## What this task involves:
Write out all of the entries exactly as given.

## Records for this exercise:
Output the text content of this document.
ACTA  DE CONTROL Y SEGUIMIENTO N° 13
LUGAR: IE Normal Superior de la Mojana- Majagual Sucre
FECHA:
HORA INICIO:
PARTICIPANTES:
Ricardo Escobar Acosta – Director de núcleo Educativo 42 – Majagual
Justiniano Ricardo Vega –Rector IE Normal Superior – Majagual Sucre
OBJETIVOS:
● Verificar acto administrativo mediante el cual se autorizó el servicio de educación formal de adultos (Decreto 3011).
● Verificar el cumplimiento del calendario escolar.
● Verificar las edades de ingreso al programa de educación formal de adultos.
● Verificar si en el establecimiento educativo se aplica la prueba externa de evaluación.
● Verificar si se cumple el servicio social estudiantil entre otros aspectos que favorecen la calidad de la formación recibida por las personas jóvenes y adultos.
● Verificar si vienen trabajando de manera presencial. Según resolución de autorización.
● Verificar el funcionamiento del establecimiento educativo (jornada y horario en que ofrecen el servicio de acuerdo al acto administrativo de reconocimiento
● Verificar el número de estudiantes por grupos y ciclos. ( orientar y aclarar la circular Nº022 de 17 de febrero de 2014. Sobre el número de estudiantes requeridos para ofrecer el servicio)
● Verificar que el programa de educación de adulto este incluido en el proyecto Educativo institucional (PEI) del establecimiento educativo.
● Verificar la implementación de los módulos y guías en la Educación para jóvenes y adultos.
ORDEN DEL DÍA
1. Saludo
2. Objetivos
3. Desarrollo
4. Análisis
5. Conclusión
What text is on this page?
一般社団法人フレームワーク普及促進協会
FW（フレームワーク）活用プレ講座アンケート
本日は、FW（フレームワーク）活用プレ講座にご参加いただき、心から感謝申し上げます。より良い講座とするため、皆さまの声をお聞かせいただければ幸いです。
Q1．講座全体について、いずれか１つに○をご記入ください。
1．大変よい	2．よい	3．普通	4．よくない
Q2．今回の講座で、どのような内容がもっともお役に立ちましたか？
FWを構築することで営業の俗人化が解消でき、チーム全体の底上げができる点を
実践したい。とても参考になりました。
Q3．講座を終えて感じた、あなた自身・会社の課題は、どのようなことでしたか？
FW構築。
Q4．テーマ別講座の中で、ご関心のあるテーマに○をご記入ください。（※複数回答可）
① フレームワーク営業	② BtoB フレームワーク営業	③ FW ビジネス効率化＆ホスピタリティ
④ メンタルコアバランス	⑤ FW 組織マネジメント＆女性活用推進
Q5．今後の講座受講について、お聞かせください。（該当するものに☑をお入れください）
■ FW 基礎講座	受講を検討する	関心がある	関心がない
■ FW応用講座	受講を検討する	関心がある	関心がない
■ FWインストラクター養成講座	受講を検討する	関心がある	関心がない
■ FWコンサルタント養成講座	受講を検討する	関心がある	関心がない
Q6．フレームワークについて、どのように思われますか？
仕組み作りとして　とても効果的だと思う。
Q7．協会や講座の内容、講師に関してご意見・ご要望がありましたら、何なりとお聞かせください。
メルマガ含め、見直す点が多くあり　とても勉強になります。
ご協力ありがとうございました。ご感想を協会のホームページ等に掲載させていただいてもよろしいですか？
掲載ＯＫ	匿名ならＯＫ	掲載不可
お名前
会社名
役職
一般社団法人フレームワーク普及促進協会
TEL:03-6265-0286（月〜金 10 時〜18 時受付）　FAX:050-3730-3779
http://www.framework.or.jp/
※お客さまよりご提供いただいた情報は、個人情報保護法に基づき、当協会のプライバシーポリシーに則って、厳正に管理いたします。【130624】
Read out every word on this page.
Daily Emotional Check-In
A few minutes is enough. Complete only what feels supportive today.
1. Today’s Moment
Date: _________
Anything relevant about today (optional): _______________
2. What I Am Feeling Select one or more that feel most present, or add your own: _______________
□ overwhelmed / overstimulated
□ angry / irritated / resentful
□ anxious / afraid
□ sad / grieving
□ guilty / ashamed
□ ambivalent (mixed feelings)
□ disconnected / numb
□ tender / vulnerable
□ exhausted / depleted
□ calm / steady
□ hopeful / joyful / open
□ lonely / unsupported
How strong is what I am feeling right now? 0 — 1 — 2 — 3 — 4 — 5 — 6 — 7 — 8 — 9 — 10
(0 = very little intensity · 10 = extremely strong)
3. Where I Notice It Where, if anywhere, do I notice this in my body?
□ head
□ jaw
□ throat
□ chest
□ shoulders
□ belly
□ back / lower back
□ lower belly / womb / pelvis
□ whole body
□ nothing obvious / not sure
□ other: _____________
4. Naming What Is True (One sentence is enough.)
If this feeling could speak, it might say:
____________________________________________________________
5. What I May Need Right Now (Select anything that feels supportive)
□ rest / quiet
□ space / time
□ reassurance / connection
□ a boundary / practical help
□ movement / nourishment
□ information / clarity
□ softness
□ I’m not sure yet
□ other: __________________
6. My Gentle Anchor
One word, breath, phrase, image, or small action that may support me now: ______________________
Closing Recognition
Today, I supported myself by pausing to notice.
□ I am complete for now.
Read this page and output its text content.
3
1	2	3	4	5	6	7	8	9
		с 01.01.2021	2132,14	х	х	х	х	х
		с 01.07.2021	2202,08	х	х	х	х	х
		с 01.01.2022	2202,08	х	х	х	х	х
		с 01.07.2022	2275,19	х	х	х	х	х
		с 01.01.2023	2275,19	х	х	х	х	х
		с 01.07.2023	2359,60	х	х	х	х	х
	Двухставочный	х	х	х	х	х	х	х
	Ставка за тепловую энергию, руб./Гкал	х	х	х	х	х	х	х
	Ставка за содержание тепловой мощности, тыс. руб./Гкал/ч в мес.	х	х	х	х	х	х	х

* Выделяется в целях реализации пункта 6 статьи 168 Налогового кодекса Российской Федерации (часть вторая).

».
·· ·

## Answer for this exercise:
Output the text content of this document.
ACTA  DE CONTROL Y SEGUIMIENTO N° 13
LUGAR: IE Normal Superior de la Mojana- Majagual Sucre
FECHA:
HORA INICIO:
PARTICIPANTES:
Ricardo Escobar Acosta – Director de núcleo Educativo 42 – Majagual
Justiniano Ricardo Vega –Rector IE Normal Superior – Majagual Sucre
OBJETIVOS:
● Verificar acto administrativo mediante el cual se autorizó el servicio de educación formal de adultos (Decreto 3011).
● Verificar el cumplimiento del calendario escolar.
● Verificar las edades de ingreso al programa de educación formal de adultos.
● Verificar si en el establecimiento educativo se aplica la prueba externa de evaluación.
● Verificar si se cumple el servicio social estudiantil entre otros aspectos que favorecen la calidad de la formación recibida por las personas jóvenes y adultos.
● Verificar si vienen trabajando de manera presencial. Según resolución de autorización.
● Verificar el funcionamiento del establecimiento educativo (jornada y horario en que ofrecen el servicio de acuerdo al acto administrativo de reconocimiento
● Verificar el número de estudiantes por grupos y ciclos. ( orientar y aclarar la circular Nº022 de 17 de febrero de 2014. Sobre el número de estudiantes requeridos para ofrecer el servicio)
● Verificar que el programa de educación de adulto este incluido en el proyecto Educativo institucional (PEI) del establecimiento educativo.
● Verificar la implementación de los módulos y guías en la Educación para jóvenes y adultos.
ORDEN DEL DÍA
1. Saludo
2. Objetivos
3. Desarrollo
4. Análisis
5. Conclusión
What text is on this page?
一般社団法人フレームワーク普及促進協会
FW（フレームワーク）活用プレ講座アンケート
本日は、FW（フレームワーク）活用プレ講座にご参加いただき、心から感謝申し上げます。より良い講座とするため、皆さまの声をお聞かせいただければ幸いです。
Q1．講座全体について、いずれか１つに○をご記入ください。
1．大変よい	2．よい	3．普通	4．よくない
Q2．今回の講座で、どのような内容がもっともお役に立ちましたか？
FWを構築することで営業の俗人化が解消でき、チーム全体の底上げができる点を
実践したい。とても参考になりました。
Q3．講座を終えて感じた、あなた自身・会社の課題は、どのようなことでしたか？
FW構築。
Q4．テーマ別講座の中で、ご関心のあるテーマに○をご記入ください。（※複数回答可）
① フレームワーク営業	② BtoB フレームワーク営業	③ FW ビジネス効率化＆ホスピタリティ
④ メンタルコアバランス	⑤ FW 組織マネジメント＆女性活用推進
Q5．今後の講座受講について、お聞かせください。（該当するものに☑をお入れください）
■ FW 基礎講座	受講を検討する	関心がある	関心がない
■ FW応用講座	受講を検討する	関心がある	関心がない
■ FWインストラクター養成講座	受講を検討する	関心がある	関心がない
■ FWコンサルタント養成講座	受講を検討する	関心がある	関心がない
Q6．フレームワークについて、どのように思われますか？
仕組み作りとして　とても効果的だと思う。
Q7．協会や講座の内容、講師に関してご意見・ご要望がありましたら、何なりとお聞かせください。
メルマガ含め、見直す点が多くあり　とても勉強になります。
ご協力ありがとうございました。ご感想を協会のホームページ等に掲載させていただいてもよろしいですか？
掲載ＯＫ	匿名ならＯＫ	掲載不可
お名前
会社名
役職
一般社団法人フレームワーク普及促進協会
TEL:03-6265-0286（月〜金 10 時〜18 時受付）　FAX:050-3730-3779
http://www.framework.or.jp/
※お客さまよりご提供いただいた情報は、個人情報保護法に基づき、当協会のプライバシーポリシーに則って、厳正に管理いたします。【130624】
Read out every word on this page.
Daily Emotional Check-In
A few minutes is enough. Complete only what feels supportive today.
1. Today’s Moment
Date: _________
Anything relevant about today (optional): _______________
2. What I Am Feeling Select one or more that feel most present, or add your own: _______________
□ overwhelmed / overstimulated
□ angry / irritated / resentful
□ anxious / afraid
□ sad / grieving
□ guilty / ashamed
□ ambivalent (mixed feelings)
□ disconnected / numb
□ tender / vulnerable
□ exhausted / depleted
□ calm / steady
□ hopeful / joyful / open
□ lonely / unsupported
How strong is what I am feeling right now? 0 — 1 — 2 — 3 — 4 — 5 — 6 — 7 — 8 — 9 — 10
(0 = very little intensity · 10 = extremely strong)
3. Where I Notice It Where, if anywhere, do I notice this in my body?
□ head
□ jaw
□ throat
□ chest
□ shoulders
□ belly
□ back / lower back
□ lower belly / womb / pelvis
□ whole body
□ nothing obvious / not sure
□ other: _____________
4. Naming What Is True (One sentence is enough.)
If this feeling could speak, it might say:
____________________________________________________________
5. What I May Need Right Now (Select anything that feels supportive)
□ rest / quiet
□ space / time
□ reassurance / connection
□ a boundary / practical help
□ movement / nourishment
□ information / clarity
□ softness
□ I’m not sure yet
□ other: __________________
6. My Gentle Anchor
One word, breath, phrase, image, or small action that may support me now: ______________________
Closing Recognition
Today, I supported myself by pausing to notice.
□ I am complete for now.
Read this page and output its text content.
3
1	2	3	4	5	6	7	8	9
		с 01.01.2021	2132,14	х	х	х	х	х
		с 01.07.2021	2202,08	х	х	х	х	х
		с 01.01.2022	2202,08	х	х	х	х	х
		с 01.07.2022	2275,19	х	х	х	х	х
		с 01.01.2023	2275,19	х	х	х	х	х
		с 01.07.2023	2359,60	х	х	х	х	х
	Двухставочный	х	х	х	х	х	х	х
	Ставка за тепловую энергию, руб./Гкал	х	х	х	х	х	х	х
	Ставка за содержание тепловой мощности, тыс. руб./Гкал/ч в мес.	х	х	х	х	х	х	х

* Выделяется в целях реализации пункта 6 статьи 168 Налогового кодекса Российской Федерации (часть вторая).

».
·· ·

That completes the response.